Reproduce the material from its first line through the line that contains "folder-icon: [195, 50, 208, 65]", and nothing after it.
[Start Dataset excerpts]
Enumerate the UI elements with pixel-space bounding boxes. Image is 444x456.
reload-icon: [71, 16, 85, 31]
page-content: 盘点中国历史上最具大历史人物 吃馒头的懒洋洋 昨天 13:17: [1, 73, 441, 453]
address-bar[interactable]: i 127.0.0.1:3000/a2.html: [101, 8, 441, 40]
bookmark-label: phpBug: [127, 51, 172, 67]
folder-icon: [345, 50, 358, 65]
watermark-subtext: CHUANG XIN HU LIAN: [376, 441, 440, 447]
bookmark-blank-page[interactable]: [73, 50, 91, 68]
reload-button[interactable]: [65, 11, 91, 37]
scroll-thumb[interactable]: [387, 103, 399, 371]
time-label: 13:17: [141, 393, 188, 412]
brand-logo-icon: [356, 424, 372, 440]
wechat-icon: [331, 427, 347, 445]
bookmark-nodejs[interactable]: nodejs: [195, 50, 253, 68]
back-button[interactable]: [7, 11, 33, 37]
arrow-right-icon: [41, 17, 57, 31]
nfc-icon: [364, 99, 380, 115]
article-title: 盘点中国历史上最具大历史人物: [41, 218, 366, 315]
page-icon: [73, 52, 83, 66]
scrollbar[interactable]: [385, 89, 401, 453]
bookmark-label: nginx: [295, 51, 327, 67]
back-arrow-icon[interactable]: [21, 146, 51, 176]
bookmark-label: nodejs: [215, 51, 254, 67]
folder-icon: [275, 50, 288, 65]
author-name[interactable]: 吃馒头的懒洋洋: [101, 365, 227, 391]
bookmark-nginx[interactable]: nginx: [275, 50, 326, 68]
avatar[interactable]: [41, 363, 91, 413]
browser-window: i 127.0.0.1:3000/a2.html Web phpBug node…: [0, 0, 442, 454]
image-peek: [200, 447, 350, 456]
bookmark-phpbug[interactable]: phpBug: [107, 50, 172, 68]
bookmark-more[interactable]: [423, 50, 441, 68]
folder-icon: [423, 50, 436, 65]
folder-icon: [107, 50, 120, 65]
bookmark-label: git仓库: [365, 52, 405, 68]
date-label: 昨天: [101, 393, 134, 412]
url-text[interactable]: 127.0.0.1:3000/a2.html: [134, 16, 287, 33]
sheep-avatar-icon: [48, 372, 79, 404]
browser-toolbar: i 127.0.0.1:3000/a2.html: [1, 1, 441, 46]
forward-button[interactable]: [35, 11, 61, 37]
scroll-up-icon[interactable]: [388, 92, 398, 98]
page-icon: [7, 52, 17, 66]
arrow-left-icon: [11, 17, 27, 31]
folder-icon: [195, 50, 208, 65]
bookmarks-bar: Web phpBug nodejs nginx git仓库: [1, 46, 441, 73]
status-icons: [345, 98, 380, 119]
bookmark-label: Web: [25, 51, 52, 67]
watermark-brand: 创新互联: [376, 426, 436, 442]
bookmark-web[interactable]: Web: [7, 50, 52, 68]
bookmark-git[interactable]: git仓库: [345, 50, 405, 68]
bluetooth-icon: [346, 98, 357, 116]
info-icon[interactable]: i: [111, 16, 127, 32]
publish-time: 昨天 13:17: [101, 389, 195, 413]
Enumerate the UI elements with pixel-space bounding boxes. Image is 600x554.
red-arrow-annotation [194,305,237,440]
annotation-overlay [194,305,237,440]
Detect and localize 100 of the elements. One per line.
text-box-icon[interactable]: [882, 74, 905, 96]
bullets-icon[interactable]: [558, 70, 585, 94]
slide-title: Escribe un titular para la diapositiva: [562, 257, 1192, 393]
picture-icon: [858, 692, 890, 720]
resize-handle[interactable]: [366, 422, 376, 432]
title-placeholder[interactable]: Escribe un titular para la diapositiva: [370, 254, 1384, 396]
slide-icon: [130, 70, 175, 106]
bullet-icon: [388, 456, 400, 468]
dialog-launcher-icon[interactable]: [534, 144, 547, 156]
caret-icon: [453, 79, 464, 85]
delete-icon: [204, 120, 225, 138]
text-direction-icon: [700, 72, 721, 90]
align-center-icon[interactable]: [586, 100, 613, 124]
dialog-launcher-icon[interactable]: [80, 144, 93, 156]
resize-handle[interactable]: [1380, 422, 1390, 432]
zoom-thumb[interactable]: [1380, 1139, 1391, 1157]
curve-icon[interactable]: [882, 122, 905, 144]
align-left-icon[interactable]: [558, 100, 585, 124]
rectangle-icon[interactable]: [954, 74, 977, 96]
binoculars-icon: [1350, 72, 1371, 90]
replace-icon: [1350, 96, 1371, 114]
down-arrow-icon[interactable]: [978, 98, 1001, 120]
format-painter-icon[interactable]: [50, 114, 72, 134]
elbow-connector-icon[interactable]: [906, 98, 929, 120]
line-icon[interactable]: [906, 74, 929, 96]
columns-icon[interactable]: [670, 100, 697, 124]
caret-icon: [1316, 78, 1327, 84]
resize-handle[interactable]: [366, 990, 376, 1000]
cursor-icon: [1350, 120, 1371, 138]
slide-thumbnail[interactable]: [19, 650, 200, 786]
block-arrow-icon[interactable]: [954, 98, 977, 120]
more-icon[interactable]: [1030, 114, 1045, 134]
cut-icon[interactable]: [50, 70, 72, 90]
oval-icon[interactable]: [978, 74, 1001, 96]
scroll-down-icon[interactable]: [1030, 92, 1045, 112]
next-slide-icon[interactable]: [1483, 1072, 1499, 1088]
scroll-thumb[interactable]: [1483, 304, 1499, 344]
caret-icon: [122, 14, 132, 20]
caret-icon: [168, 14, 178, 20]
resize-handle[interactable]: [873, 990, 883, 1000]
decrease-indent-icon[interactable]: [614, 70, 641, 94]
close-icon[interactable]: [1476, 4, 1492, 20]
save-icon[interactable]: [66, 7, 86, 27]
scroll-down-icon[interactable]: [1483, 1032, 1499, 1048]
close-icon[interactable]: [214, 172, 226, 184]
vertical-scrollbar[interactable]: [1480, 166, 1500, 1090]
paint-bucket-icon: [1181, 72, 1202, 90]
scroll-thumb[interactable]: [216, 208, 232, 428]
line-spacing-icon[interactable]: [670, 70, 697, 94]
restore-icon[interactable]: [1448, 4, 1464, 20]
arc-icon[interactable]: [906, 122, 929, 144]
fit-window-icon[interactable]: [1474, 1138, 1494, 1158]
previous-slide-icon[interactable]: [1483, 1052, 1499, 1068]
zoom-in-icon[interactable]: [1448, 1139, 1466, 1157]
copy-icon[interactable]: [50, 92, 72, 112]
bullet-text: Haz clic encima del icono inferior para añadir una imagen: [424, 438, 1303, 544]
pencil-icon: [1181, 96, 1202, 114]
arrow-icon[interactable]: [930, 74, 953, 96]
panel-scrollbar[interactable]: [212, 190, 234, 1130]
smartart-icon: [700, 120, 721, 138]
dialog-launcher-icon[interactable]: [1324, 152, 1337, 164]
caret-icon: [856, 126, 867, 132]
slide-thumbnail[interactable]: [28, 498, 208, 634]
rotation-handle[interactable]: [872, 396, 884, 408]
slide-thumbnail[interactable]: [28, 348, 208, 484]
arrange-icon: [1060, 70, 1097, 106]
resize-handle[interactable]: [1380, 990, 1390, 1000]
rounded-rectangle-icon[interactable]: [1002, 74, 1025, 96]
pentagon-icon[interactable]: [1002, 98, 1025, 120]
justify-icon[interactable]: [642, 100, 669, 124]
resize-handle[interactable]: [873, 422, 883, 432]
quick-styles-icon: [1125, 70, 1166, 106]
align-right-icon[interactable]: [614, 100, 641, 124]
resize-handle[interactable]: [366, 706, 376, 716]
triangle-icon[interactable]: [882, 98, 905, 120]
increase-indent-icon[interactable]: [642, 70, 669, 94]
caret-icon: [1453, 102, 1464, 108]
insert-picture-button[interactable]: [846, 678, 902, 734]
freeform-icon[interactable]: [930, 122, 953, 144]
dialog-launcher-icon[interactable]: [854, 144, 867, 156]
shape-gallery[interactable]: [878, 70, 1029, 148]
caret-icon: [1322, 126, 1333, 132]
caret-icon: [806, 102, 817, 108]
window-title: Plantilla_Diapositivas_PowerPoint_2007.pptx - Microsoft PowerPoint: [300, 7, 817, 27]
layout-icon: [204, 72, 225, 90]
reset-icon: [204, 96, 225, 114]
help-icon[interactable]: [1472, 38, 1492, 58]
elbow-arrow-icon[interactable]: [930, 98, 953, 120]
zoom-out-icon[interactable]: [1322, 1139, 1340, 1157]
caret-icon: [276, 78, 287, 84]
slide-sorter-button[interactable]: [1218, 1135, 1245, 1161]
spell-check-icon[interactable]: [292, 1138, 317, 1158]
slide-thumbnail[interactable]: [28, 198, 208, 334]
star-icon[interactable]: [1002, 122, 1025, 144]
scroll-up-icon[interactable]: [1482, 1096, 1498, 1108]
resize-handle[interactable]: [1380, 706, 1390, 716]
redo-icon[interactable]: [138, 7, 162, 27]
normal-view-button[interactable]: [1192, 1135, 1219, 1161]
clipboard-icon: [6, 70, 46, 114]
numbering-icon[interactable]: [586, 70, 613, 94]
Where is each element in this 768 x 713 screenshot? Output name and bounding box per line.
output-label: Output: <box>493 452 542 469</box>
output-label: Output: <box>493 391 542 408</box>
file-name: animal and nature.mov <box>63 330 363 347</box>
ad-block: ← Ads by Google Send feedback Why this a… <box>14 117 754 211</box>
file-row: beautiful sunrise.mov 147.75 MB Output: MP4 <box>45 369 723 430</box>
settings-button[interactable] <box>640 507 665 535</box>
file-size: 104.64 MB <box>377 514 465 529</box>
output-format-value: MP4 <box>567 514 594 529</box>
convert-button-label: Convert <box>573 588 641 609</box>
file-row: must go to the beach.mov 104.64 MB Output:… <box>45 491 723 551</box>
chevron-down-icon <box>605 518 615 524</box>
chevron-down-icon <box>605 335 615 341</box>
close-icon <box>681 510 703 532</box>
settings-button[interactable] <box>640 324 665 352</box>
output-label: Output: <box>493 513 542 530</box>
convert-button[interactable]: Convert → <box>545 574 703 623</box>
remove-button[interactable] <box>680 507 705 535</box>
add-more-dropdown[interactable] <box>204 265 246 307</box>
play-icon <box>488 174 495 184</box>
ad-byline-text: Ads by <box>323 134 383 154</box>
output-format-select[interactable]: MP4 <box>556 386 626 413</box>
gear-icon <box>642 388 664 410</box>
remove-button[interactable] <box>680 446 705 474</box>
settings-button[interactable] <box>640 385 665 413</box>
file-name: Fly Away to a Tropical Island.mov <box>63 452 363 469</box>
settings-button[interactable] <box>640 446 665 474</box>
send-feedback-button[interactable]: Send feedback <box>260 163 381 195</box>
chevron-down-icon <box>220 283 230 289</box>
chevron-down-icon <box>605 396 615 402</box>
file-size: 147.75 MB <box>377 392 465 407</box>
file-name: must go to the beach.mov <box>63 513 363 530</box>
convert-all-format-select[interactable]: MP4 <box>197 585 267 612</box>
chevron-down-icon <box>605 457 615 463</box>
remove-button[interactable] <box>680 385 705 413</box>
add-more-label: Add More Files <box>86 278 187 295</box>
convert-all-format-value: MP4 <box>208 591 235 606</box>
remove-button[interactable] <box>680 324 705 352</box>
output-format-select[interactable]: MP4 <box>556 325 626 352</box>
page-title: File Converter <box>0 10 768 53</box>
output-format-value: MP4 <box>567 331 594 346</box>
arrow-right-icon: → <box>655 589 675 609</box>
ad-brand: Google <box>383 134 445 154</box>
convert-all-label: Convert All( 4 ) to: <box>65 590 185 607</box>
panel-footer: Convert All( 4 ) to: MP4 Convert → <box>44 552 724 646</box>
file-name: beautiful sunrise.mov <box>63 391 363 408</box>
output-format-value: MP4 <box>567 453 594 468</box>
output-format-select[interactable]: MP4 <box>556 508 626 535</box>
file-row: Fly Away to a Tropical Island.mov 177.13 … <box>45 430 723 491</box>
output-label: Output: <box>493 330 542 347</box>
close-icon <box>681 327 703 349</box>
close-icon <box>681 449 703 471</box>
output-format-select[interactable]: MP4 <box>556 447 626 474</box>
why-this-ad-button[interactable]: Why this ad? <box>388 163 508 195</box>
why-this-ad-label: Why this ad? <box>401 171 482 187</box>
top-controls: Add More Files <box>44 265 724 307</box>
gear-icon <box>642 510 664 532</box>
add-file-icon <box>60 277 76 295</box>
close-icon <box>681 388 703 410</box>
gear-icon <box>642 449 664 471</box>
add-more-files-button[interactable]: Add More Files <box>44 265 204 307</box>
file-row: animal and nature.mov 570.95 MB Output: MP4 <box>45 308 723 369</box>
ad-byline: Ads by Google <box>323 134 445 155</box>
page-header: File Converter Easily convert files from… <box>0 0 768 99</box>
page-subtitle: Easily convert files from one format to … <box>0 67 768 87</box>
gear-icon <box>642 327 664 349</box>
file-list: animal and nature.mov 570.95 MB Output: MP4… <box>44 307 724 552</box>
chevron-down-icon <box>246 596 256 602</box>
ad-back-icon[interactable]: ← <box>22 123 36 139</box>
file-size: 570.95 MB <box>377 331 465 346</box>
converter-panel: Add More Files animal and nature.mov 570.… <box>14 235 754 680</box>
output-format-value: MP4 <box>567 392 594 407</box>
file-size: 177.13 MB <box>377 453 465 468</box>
[End Dataset excerpts]
▶ Complete output:
Enumerate the UI elements with pixel-space bounding boxes. Image is 444x456.
reload-icon: [71, 16, 85, 31]
page-content: 盘点中国历史上最具大历史人物 吃馒头的懒洋洋 昨天 13:17: [1, 73, 441, 453]
address-bar[interactable]: i 127.0.0.1:3000/a2.html: [101, 8, 441, 40]
bookmark-label: phpBug: [127, 51, 172, 67]
folder-icon: [345, 50, 358, 65]
watermark-subtext: CHUANG XIN HU LIAN: [376, 441, 440, 447]
bookmark-blank-page[interactable]: [73, 50, 91, 68]
reload-button[interactable]: [65, 11, 91, 37]
scroll-thumb[interactable]: [387, 103, 399, 371]
time-label: 13:17: [141, 393, 188, 412]
brand-logo-icon: [356, 424, 372, 440]
wechat-icon: [331, 427, 347, 445]
bookmark-nodejs[interactable]: nodejs: [195, 50, 253, 68]
back-button[interactable]: [7, 11, 33, 37]
arrow-right-icon: [41, 17, 57, 31]
nfc-icon: [364, 99, 380, 115]
article-title: 盘点中国历史上最具大历史人物: [41, 218, 366, 315]
page-icon: [73, 52, 83, 66]
scrollbar[interactable]: [385, 89, 401, 453]
bookmark-label: nginx: [295, 51, 327, 67]
back-arrow-icon[interactable]: [21, 146, 51, 176]
bookmark-label: nodejs: [215, 51, 254, 67]
folder-icon: [275, 50, 288, 65]
author-name[interactable]: 吃馒头的懒洋洋: [101, 365, 227, 391]
bookmark-nginx[interactable]: nginx: [275, 50, 326, 68]
avatar[interactable]: [41, 363, 91, 413]
browser-window: i 127.0.0.1:3000/a2.html Web phpBug node…: [0, 0, 442, 454]
image-peek: [200, 447, 350, 456]
bookmark-phpbug[interactable]: phpBug: [107, 50, 172, 68]
bookmark-more[interactable]: [423, 50, 441, 68]
folder-icon: [423, 50, 436, 65]
folder-icon: [107, 50, 120, 65]
bookmark-label: git仓库: [365, 52, 405, 68]
date-label: 昨天: [101, 393, 134, 412]
url-text[interactable]: 127.0.0.1:3000/a2.html: [134, 16, 287, 33]
sheep-avatar-icon: [48, 372, 79, 404]
browser-toolbar: i 127.0.0.1:3000/a2.html: [1, 1, 441, 46]
forward-button[interactable]: [35, 11, 61, 37]
scroll-up-icon[interactable]: [388, 92, 398, 98]
page-icon: [7, 52, 17, 66]
arrow-left-icon: [11, 17, 27, 31]
folder-icon: [195, 50, 208, 65]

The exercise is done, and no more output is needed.